### Problem details
Tally up the lines below that include the word "this". Answer with the number alone.

### Task input

>> begin

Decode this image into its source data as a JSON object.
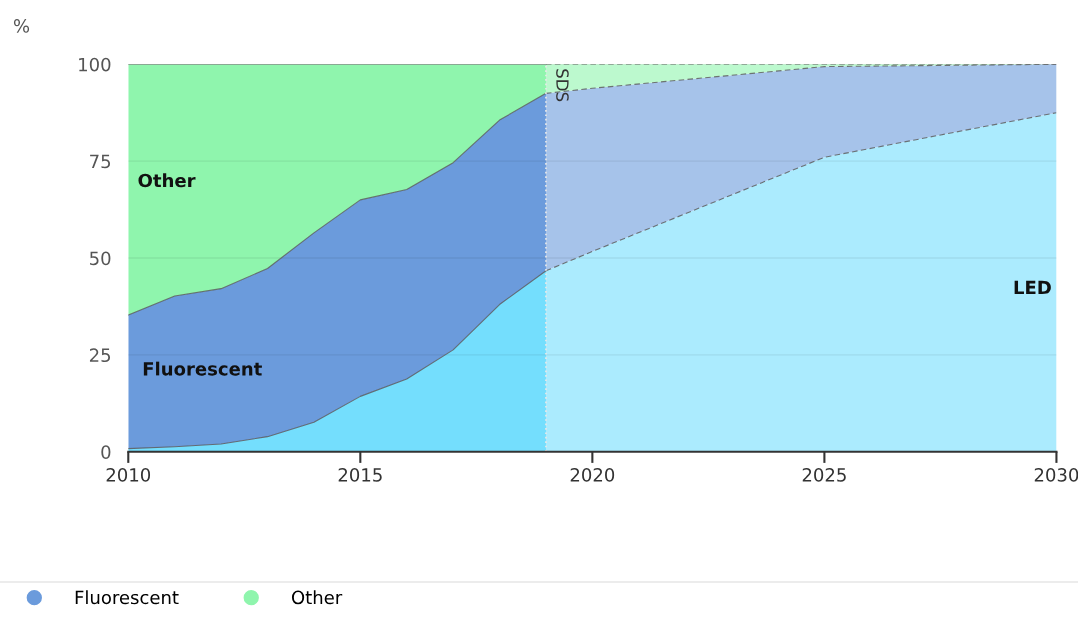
{
  "chart_data": {
    "type": "area",
    "stacked": true,
    "ylabel": "%",
    "x": [
      2010,
      2011,
      2012,
      2013,
      2014,
      2015,
      2016,
      2017,
      2018,
      2019,
      2020,
      2025,
      2030
    ],
    "series": [
      {
        "color": "#74defd",
        "values": [
          0.8,
          1.3,
          2,
          3.9,
          7.6,
          14.3,
          18.8,
          26.3,
          38,
          46.7,
          51.7,
          76,
          87.5
        ]
      },
      {
        "name": "Fluorescent",
        "color": "#6b9bdc",
        "values": [
          34.5,
          38.9,
          40.1,
          43.4,
          48.9,
          50.7,
          48.9,
          48.3,
          47.6,
          45.8,
          42.1,
          23.4,
          12.5
        ]
      },
      {
        "name": "Other",
        "color": "#8ff5ad",
        "values": [
          64.7,
          59.8,
          57.9,
          52.7,
          43.5,
          35,
          32.3,
          25.4,
          14.4,
          7.5,
          6.2,
          0.6,
          0
        ]
      }
    ],
    "xlim": [
      2010,
      2030
    ],
    "xticks": [
      2010,
      2015,
      2020,
      2025,
      2030
    ],
    "ylim": [
      0,
      100
    ],
    "yticks": [
      0,
      25,
      50,
      75,
      100
    ],
    "grid": "y",
    "legend": "bottom left",
    "ref_lines": [
      {
        "axis": "x",
        "value": 2019,
        "label": "SDS",
        "color": "#e8e8e8",
        "line_style": "dotted"
      }
    ],
    "bands": [
      {
        "axis": "x",
        "from": 2019,
        "to": 2030,
        "color": "#ffffff"
      }
    ],
    "annotations": [
      "Other",
      "Fluorescent",
      "LED"
    ]
  }
}
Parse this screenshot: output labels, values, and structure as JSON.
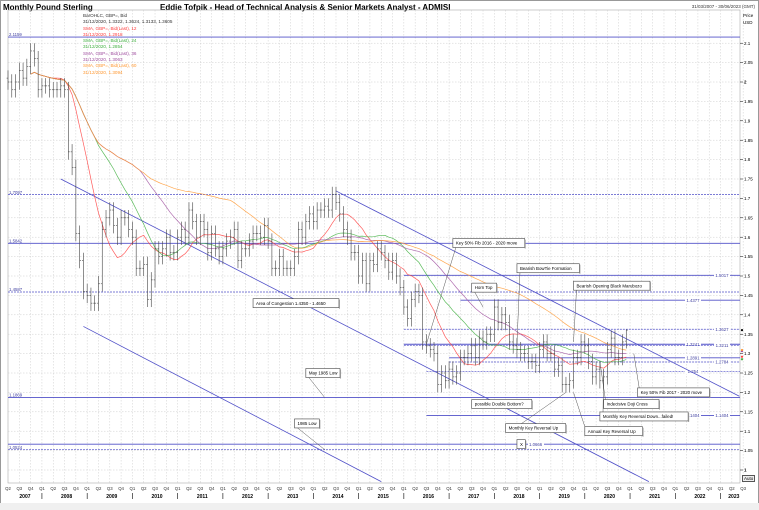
{
  "header": {
    "title": "Monthly Pound Sterling",
    "subtitle": "Eddie Tofpik - Head of Technical Analysis & Senior Markets Analyst - ADMISI",
    "date_range": "31/03/2007 - 30/06/2023 (GMT)",
    "auto_label": "Auto"
  },
  "legend": [
    {
      "label": "BarOHLC, GBP=, Bid",
      "value": "31/12/2020, 1.3322, 1.3624, 1.3133, 1.3605",
      "color": "#333333"
    },
    {
      "label": "SMA, GBP=, Bid(Last), 12",
      "value": "31/12/2020, 1.2918",
      "color": "#ff4040"
    },
    {
      "label": "SMA, GBP=, Bid(Last), 24",
      "value": "31/12/2020, 1.2854",
      "color": "#40b040"
    },
    {
      "label": "SMA, GBP=, Bid(Last), 36",
      "value": "31/12/2020, 1.3063",
      "color": "#a050a0"
    },
    {
      "label": "SMA, GBP=, Bid(Last), 60",
      "value": "31/12/2020, 1.3094",
      "color": "#ff9933"
    }
  ],
  "chart_data": {
    "type": "ohlc",
    "instrument": "GBP=",
    "frequency": "monthly",
    "start": "2007-04",
    "end": "2020-12",
    "axis_label": "Price USD",
    "ylim": [
      0.975,
      2.16
    ],
    "xlim": [
      "2007-04",
      "2023-06"
    ],
    "yticks": [
      1,
      1.05,
      1.1,
      1.15,
      1.2,
      1.25,
      1.3,
      1.35,
      1.4,
      1.45,
      1.5,
      1.55,
      1.6,
      1.65,
      1.7,
      1.75,
      1.8,
      1.85,
      1.9,
      1.95,
      2,
      2.05,
      2.1
    ],
    "ytick_labels": [
      "1",
      "1.05",
      "1.1",
      "1.15",
      "1.2",
      "1.25",
      "1.3",
      "1.35",
      "1.4",
      "1.45",
      "1.5",
      "1.55",
      "1.6",
      "1.65",
      "1.7",
      "1.75",
      "1.8",
      "1.85",
      "1.9",
      "1.95",
      "2",
      "2.05",
      "2.1"
    ],
    "years": [
      "2007",
      "2008",
      "2009",
      "2010",
      "2011",
      "2012",
      "2013",
      "2014",
      "2015",
      "2016",
      "2017",
      "2018",
      "2019",
      "2020",
      "2021",
      "2022",
      "2023"
    ],
    "quarters": [
      "Q1",
      "Q2",
      "Q3",
      "Q4"
    ],
    "grid": true,
    "last_bar": {
      "date": "31/12/2020",
      "open": 1.3322,
      "high": 1.3624,
      "low": 1.3133,
      "close": 1.3605
    },
    "close": [
      2.0,
      1.98,
      2.0,
      2.03,
      2.01,
      2.04,
      2.08,
      2.06,
      1.98,
      1.99,
      1.99,
      1.98,
      1.98,
      1.98,
      1.99,
      1.98,
      1.82,
      1.78,
      1.61,
      1.54,
      1.46,
      1.45,
      1.43,
      1.43,
      1.48,
      1.62,
      1.65,
      1.67,
      1.63,
      1.6,
      1.65,
      1.65,
      1.62,
      1.6,
      1.52,
      1.52,
      1.53,
      1.44,
      1.49,
      1.57,
      1.55,
      1.57,
      1.6,
      1.56,
      1.56,
      1.6,
      1.62,
      1.6,
      1.67,
      1.64,
      1.6,
      1.64,
      1.62,
      1.56,
      1.61,
      1.57,
      1.55,
      1.57,
      1.59,
      1.6,
      1.62,
      1.54,
      1.57,
      1.57,
      1.59,
      1.61,
      1.61,
      1.6,
      1.63,
      1.59,
      1.52,
      1.52,
      1.55,
      1.52,
      1.52,
      1.52,
      1.55,
      1.62,
      1.6,
      1.64,
      1.66,
      1.64,
      1.67,
      1.67,
      1.68,
      1.67,
      1.71,
      1.69,
      1.66,
      1.62,
      1.6,
      1.56,
      1.56,
      1.5,
      1.54,
      1.48,
      1.54,
      1.53,
      1.57,
      1.56,
      1.54,
      1.51,
      1.54,
      1.5,
      1.47,
      1.42,
      1.39,
      1.44,
      1.46,
      1.45,
      1.33,
      1.32,
      1.31,
      1.3,
      1.22,
      1.25,
      1.23,
      1.26,
      1.24,
      1.25,
      1.29,
      1.29,
      1.3,
      1.32,
      1.29,
      1.34,
      1.33,
      1.35,
      1.35,
      1.42,
      1.38,
      1.4,
      1.38,
      1.33,
      1.32,
      1.31,
      1.3,
      1.3,
      1.28,
      1.28,
      1.27,
      1.31,
      1.33,
      1.3,
      1.3,
      1.26,
      1.27,
      1.22,
      1.22,
      1.23,
      1.29,
      1.29,
      1.33,
      1.32,
      1.28,
      1.24,
      1.26,
      1.23,
      1.24,
      1.31,
      1.34,
      1.29,
      1.29,
      1.33,
      1.3605
    ],
    "sma_periods": [
      12,
      24,
      36,
      60
    ],
    "levels": [
      {
        "price": 2.1159,
        "label": "2.1159",
        "from": "2007-04",
        "style": "solid",
        "side": "left"
      },
      {
        "price": 1.7097,
        "label": "1.7097",
        "from": "2007-04",
        "style": "dashed",
        "side": "left"
      },
      {
        "price": 1.5842,
        "label": "1.5842",
        "from": "2007-04",
        "style": "solid",
        "side": "left"
      },
      {
        "price": 1.4587,
        "label": "1.4587",
        "from": "2007-04",
        "style": "dashed",
        "side": "left"
      },
      {
        "price": 1.1869,
        "label": "1.1869",
        "from": "2007-04",
        "style": "solid",
        "side": "left"
      },
      {
        "price": 1.0524,
        "label": "1.0524",
        "from": "2007-04",
        "style": "dashed",
        "side": "left"
      },
      {
        "price": 1.0666,
        "label": "1.0666",
        "from": "2007-04",
        "style": "solid",
        "side": "x"
      },
      {
        "price": 1.5017,
        "label": "1.5017",
        "from": "2016-01",
        "style": "solid",
        "side": "right"
      },
      {
        "price": 1.4377,
        "label": "1.4377",
        "from": "2017-04",
        "style": "solid",
        "side": "right2"
      },
      {
        "price": 1.3627,
        "label": "1.3627",
        "from": "2016-01",
        "style": "dashed",
        "side": "right"
      },
      {
        "price": 1.3241,
        "label": "1.3241",
        "from": "2016-01",
        "style": "solid",
        "side": "right2"
      },
      {
        "price": 1.3211,
        "label": "1.3211",
        "from": "2016-01",
        "style": "dashed",
        "side": "right"
      },
      {
        "price": 1.2891,
        "label": "1.2891",
        "from": "2017-01",
        "style": "solid",
        "side": "right2"
      },
      {
        "price": 1.2784,
        "label": "1.2784",
        "from": "2017-01",
        "style": "dashed",
        "side": "right"
      },
      {
        "price": 1.254,
        "label": "1.254",
        "from": "2016-07",
        "style": "dashed",
        "side": "right2"
      },
      {
        "price": 1.1404,
        "label": "1.1404",
        "from": "2016-07",
        "style": "solid",
        "side": "right2"
      },
      {
        "price": 1.1404,
        "label": "1.1404",
        "from": "2016-07",
        "style": "none",
        "side": "right"
      }
    ],
    "trendlines": [
      {
        "from": [
          "2014-07",
          1.7192
        ],
        "to": [
          "2023-06",
          1.19
        ]
      },
      {
        "from": [
          "2008-06",
          1.75
        ],
        "to": [
          "2021-06",
          0.97
        ]
      },
      {
        "from": [
          "2008-12",
          1.37
        ],
        "to": [
          "2015-07",
          0.97
        ]
      }
    ],
    "annotations": [
      {
        "text": "Key 50% Fib 2016 - 2020 move",
        "box": [
          "2017-02",
          1.585
        ],
        "point": [
          "2016-07",
          1.325
        ]
      },
      {
        "text": "Bearish BowTie Formation",
        "box": [
          "2018-07",
          1.52
        ],
        "point": [
          "2018-07",
          1.325
        ]
      },
      {
        "text": "Horn Top",
        "box": [
          "2017-07",
          1.47
        ],
        "point": [
          "2017-10",
          1.42
        ]
      },
      {
        "text": "Bearish Opening Black Marubozo",
        "box": [
          "2019-10",
          1.475
        ],
        "point": [
          "2019-10",
          1.33
        ]
      },
      {
        "text": "Area of Congestion 1.4350 - 1.4650",
        "box": [
          "2012-09",
          1.43
        ],
        "point": null
      },
      {
        "text": "May 1985 Low",
        "box": [
          "2013-11",
          1.25
        ],
        "point": [
          "2014-04",
          1.1869
        ]
      },
      {
        "text": "1985 Low",
        "box": [
          "2013-08",
          1.12
        ],
        "point": [
          "2014-04",
          1.0524
        ]
      },
      {
        "text": "possible Double Bottom?",
        "box": [
          "2017-07",
          1.17
        ],
        "point": null
      },
      {
        "text": "Monthly Key Reversal Up",
        "box": [
          "2018-04",
          1.108
        ],
        "point": [
          "2019-08",
          1.2
        ]
      },
      {
        "text": "Annual Key Reversal Up",
        "box": [
          "2020-01",
          1.1
        ],
        "point": [
          "2019-10",
          1.2
        ]
      },
      {
        "text": "Indecisive Doji Cross",
        "box": [
          "2020-06",
          1.17
        ],
        "point": [
          "2020-05",
          1.28
        ]
      },
      {
        "text": "Monthly Key Reversal Down...failed!",
        "box": [
          "2020-05",
          1.138
        ],
        "point": [
          "2020-06",
          1.26
        ]
      },
      {
        "text": "Key 50% Fib 2017 - 2020 move",
        "box": [
          "2021-03",
          1.2
        ],
        "point": [
          "2021-02",
          1.3
        ]
      },
      {
        "text": "X",
        "box": [
          "2018-07",
          1.0666
        ],
        "point": null
      }
    ]
  }
}
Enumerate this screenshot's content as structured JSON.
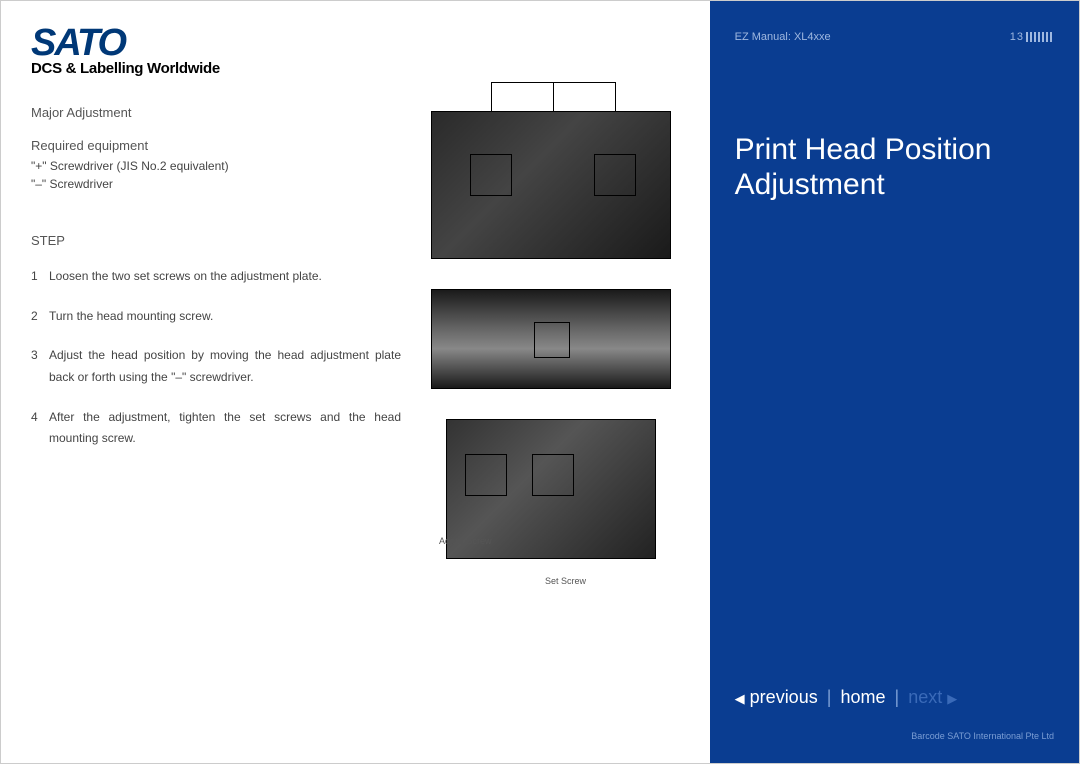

>> end

### Finished answer
3